Word for word, transcribe the lines from the one containing "Read out every word on this page." through the end of the entries, both included, and nothing else.

─── Provided records ───

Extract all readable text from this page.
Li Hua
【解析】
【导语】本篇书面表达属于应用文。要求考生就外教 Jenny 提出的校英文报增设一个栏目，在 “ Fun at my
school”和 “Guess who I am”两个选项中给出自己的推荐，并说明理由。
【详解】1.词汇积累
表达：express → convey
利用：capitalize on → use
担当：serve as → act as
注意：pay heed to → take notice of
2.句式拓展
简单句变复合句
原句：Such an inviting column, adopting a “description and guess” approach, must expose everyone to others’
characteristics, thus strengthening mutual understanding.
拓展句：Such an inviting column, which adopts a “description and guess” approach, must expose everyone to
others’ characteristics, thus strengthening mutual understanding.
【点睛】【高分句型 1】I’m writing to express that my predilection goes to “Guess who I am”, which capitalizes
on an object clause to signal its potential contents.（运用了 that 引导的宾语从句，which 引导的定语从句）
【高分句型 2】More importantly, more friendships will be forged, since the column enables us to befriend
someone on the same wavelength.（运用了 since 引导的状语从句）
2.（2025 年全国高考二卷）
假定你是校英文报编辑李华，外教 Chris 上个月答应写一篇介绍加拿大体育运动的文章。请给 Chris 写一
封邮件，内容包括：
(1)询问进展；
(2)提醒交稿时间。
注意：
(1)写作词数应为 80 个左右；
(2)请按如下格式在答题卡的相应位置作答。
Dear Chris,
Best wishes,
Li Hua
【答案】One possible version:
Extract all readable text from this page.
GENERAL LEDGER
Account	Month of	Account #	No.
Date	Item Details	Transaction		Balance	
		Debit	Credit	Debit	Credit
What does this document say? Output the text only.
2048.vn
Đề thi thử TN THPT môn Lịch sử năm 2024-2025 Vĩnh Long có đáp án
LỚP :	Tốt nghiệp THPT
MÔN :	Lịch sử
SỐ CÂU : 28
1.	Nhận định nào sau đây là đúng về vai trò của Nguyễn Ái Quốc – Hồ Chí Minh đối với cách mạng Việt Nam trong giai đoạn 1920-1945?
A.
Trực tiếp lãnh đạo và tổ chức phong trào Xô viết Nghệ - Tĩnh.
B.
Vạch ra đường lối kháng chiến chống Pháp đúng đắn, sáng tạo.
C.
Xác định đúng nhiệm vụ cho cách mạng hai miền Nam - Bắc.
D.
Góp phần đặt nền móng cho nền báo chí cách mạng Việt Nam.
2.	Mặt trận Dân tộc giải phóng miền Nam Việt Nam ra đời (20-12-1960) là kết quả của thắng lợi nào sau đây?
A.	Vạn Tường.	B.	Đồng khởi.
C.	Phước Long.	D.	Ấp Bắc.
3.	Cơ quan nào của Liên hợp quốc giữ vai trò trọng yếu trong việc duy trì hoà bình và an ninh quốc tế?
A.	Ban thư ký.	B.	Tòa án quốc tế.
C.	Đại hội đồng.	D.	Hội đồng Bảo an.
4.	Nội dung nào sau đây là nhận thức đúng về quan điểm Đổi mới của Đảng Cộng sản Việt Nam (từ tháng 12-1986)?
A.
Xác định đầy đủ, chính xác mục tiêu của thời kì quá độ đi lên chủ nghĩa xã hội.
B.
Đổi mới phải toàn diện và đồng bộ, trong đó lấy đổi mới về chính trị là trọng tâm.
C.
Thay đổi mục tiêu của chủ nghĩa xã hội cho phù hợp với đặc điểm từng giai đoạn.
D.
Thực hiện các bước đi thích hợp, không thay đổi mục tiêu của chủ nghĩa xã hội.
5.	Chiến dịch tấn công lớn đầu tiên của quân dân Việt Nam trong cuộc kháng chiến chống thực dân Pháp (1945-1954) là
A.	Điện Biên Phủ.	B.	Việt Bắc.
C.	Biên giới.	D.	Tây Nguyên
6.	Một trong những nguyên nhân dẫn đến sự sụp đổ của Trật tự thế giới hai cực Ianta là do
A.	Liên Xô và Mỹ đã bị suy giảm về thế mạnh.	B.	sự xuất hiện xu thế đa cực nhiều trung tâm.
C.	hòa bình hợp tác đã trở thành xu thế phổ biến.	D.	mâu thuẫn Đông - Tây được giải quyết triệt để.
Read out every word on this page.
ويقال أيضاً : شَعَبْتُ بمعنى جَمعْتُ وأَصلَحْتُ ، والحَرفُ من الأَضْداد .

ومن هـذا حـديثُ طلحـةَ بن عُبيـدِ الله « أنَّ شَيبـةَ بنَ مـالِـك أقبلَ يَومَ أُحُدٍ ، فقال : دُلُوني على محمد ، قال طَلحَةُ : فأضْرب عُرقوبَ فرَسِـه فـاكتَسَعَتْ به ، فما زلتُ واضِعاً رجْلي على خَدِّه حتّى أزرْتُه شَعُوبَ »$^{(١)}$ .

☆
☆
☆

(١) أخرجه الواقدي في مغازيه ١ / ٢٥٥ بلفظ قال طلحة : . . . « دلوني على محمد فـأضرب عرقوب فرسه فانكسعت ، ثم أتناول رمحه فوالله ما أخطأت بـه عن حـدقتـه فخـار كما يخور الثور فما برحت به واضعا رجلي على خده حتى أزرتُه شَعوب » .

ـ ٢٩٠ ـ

───

[Task response]
Read out every word on this page.
ويقال أيضاً : شَعَبْتُ بمعنى جَمعْتُ وأَصلَحْتُ ، والحَرفُ من الأَضْداد .

ومن هـذا حـديثُ طلحـةَ بن عُبيـدِ الله « أنَّ شَيبـةَ بنَ مـالِـك أقبلَ يَومَ أُحُدٍ ، فقال : دُلُوني على محمد ، قال طَلحَةُ : فأضْرب عُرقوبَ فرَسِـه فـاكتَسَعَتْ به ، فما زلتُ واضِعاً رجْلي على خَدِّه حتّى أزرْتُه شَعُوبَ »$^{(١)}$ .

☆
☆
☆

(١) أخرجه الواقدي في مغازيه ١ / ٢٥٥ بلفظ قال طلحة : . . . « دلوني على محمد فـأضرب عرقوب فرسه فانكسعت ، ثم أتناول رمحه فوالله ما أخطأت بـه عن حـدقتـه فخـار كما يخور الثور فما برحت به واضعا رجلي على خده حتى أزرتُه شَعوب » .

ـ ٢٩٠ ـ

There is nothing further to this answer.